(Recorded data)
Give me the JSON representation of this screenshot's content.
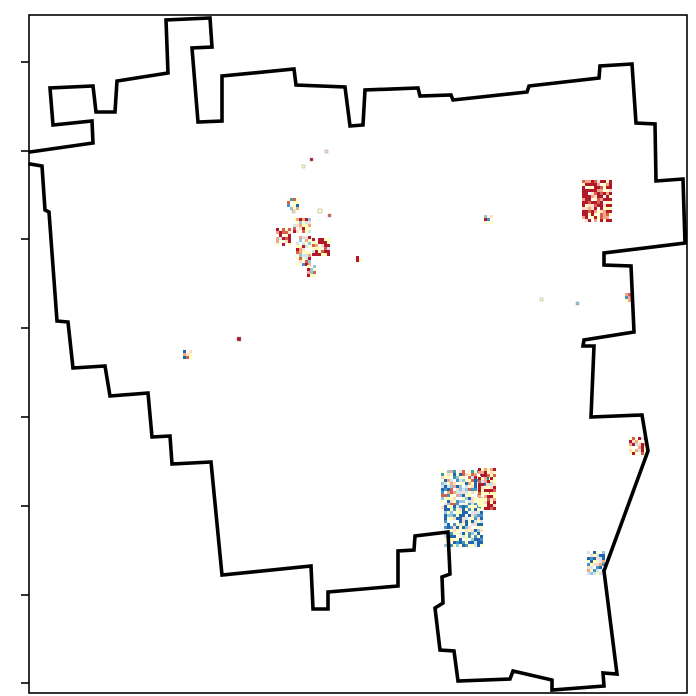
{
  "map": {
    "title": "",
    "colors": {
      "boundary": "#000000",
      "frame": "#000000",
      "background": "#ffffff",
      "raster_palette": [
        "#b2182b",
        "#d6604d",
        "#f4a582",
        "#fddbc7",
        "#ffffbf",
        "#d1e5f0",
        "#92c5de",
        "#4393c3",
        "#2166ac"
      ]
    },
    "y_axis_ticks": 8,
    "y_axis_tick_labels": [],
    "x_axis_tick_labels": [],
    "legend": null
  }
}
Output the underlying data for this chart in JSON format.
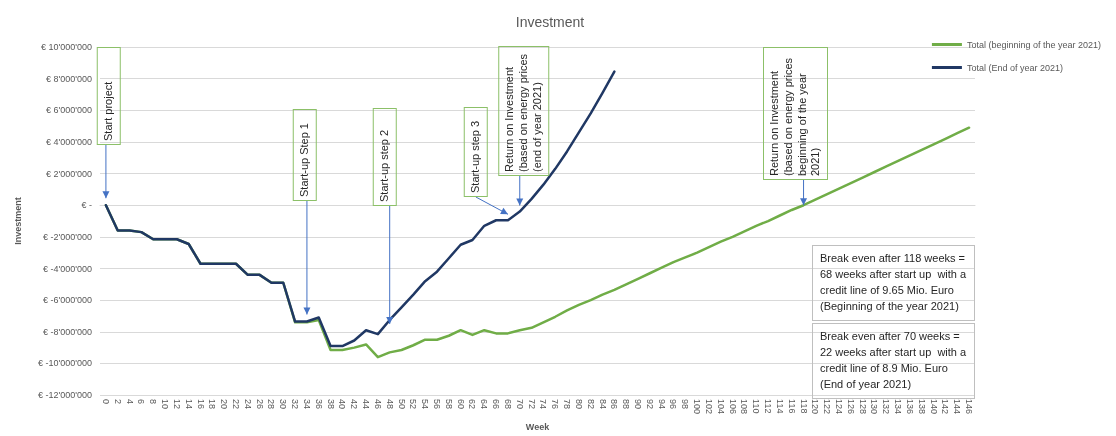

EXERCISE PROMPT:
Go through the entries above and output them exactly, without pictures.

OUTPUT FOR THIS TASK:
Give me the JSON representation of this screenshot's content.
{
  "map": {
    "title": "",
    "colors": {
      "boundary": "#000000",
      "frame": "#000000",
      "background": "#ffffff",
      "raster_palette": [
        "#b2182b",
        "#d6604d",
        "#f4a582",
        "#fddbc7",
        "#ffffbf",
        "#d1e5f0",
        "#92c5de",
        "#4393c3",
        "#2166ac"
      ]
    },
    "y_axis_ticks": 8,
    "y_axis_tick_labels": [],
    "x_axis_tick_labels": [],
    "legend": null
  }
}
Output the underlying data for this chart in JSON format.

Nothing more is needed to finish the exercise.